Entries from a dataset:
※ ※ ※

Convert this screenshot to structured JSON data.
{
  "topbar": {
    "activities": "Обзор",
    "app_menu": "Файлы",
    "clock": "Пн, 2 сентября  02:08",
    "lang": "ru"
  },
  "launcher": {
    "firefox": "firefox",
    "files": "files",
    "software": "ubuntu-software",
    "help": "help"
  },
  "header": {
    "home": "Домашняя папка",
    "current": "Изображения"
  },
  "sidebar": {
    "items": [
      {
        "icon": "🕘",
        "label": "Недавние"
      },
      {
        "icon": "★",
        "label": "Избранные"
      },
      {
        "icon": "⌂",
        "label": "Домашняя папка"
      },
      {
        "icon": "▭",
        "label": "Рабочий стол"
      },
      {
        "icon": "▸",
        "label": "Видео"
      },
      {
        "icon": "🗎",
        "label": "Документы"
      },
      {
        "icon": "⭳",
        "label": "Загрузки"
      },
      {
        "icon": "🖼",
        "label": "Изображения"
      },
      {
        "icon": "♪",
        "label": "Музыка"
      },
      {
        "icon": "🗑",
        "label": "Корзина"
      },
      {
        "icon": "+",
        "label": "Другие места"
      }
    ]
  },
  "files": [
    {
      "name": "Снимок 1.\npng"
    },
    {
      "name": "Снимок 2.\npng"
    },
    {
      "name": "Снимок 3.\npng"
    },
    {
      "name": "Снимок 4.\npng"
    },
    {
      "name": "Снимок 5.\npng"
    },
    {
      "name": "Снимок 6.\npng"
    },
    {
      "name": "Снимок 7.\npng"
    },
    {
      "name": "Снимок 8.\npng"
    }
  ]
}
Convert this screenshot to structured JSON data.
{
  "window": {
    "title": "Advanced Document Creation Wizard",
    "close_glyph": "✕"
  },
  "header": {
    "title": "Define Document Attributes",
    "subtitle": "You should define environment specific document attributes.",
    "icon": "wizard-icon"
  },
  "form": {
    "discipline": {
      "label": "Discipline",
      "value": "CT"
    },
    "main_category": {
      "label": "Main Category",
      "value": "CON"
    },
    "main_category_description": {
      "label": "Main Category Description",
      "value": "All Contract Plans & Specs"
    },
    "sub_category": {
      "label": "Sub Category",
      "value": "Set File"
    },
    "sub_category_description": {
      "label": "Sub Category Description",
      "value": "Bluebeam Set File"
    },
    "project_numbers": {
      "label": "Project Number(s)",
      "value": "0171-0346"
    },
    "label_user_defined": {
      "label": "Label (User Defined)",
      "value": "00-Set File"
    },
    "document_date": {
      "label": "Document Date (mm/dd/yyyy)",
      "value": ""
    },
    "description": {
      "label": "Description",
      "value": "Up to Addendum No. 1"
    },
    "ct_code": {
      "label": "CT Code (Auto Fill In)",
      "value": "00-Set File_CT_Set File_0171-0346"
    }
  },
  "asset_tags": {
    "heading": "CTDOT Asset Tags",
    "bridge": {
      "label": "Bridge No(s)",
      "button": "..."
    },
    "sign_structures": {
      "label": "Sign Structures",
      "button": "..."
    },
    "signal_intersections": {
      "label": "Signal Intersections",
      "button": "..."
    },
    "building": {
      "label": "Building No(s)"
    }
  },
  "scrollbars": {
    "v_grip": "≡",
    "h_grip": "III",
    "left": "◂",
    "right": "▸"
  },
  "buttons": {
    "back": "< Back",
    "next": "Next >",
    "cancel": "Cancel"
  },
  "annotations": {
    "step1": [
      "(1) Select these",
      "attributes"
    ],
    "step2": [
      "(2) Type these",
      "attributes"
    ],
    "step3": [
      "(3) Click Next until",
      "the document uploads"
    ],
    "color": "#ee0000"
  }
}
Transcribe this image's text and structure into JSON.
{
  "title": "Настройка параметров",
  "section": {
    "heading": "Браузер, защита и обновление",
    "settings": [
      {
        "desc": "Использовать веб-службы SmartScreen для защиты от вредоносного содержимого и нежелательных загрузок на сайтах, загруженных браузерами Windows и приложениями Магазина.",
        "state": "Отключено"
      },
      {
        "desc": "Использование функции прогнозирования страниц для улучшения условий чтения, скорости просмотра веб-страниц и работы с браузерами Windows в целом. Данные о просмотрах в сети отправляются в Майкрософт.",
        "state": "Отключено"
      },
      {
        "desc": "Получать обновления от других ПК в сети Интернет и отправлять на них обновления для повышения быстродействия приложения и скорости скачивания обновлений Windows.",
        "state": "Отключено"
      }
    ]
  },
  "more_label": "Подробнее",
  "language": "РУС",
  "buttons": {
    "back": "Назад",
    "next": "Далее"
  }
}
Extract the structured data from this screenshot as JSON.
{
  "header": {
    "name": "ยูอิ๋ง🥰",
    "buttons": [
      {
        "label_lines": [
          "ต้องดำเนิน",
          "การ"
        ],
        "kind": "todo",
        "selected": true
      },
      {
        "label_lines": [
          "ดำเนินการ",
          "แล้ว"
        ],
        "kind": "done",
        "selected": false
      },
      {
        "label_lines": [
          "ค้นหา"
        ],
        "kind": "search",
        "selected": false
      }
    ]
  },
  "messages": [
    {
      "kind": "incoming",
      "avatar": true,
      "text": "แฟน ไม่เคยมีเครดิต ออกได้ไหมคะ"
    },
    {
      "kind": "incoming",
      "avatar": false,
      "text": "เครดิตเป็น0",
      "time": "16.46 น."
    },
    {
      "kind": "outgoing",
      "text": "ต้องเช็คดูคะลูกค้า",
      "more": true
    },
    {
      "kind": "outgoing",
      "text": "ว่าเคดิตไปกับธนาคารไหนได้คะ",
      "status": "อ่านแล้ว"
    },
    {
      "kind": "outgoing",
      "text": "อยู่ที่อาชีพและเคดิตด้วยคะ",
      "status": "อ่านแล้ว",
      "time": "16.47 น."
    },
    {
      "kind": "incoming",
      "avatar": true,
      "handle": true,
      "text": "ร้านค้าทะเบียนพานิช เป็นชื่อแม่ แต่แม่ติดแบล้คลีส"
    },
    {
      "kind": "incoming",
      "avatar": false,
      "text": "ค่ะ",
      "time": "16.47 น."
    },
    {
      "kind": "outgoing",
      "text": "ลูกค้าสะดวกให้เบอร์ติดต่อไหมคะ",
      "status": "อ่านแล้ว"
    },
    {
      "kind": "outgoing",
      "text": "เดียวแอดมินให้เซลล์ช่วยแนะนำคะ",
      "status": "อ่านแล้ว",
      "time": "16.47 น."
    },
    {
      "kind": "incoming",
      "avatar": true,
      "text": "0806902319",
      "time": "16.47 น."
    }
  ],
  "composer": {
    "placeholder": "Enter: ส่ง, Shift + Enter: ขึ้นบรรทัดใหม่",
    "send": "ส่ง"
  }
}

※ ※ ※

## Set exercise
Identify the lines above that contain the word "text", then copy them.

## The answer
Transcribe this image's text and structure into JSON.
      "text": "แฟน ไม่เคยมีเครดิต ออกได้ไหมคะ"
      "text": "เครดิตเป็น0",
      "text": "ต้องเช็คดูคะลูกค้า",
      "text": "ว่าเคดิตไปกับธนาคารไหนได้คะ",
      "text": "อยู่ที่อาชีพและเคดิตด้วยคะ",
      "text": "ร้านค้าทะเบียนพานิช เป็นชื่อแม่ แต่แม่ติดแบล้คลีส"
      "text": "ค่ะ",
      "text": "ลูกค้าสะดวกให้เบอร์ติดต่อไหมคะ",
      "text": "เดียวแอดมินให้เซลล์ช่วยแนะนำคะ",
      "text": "0806902319",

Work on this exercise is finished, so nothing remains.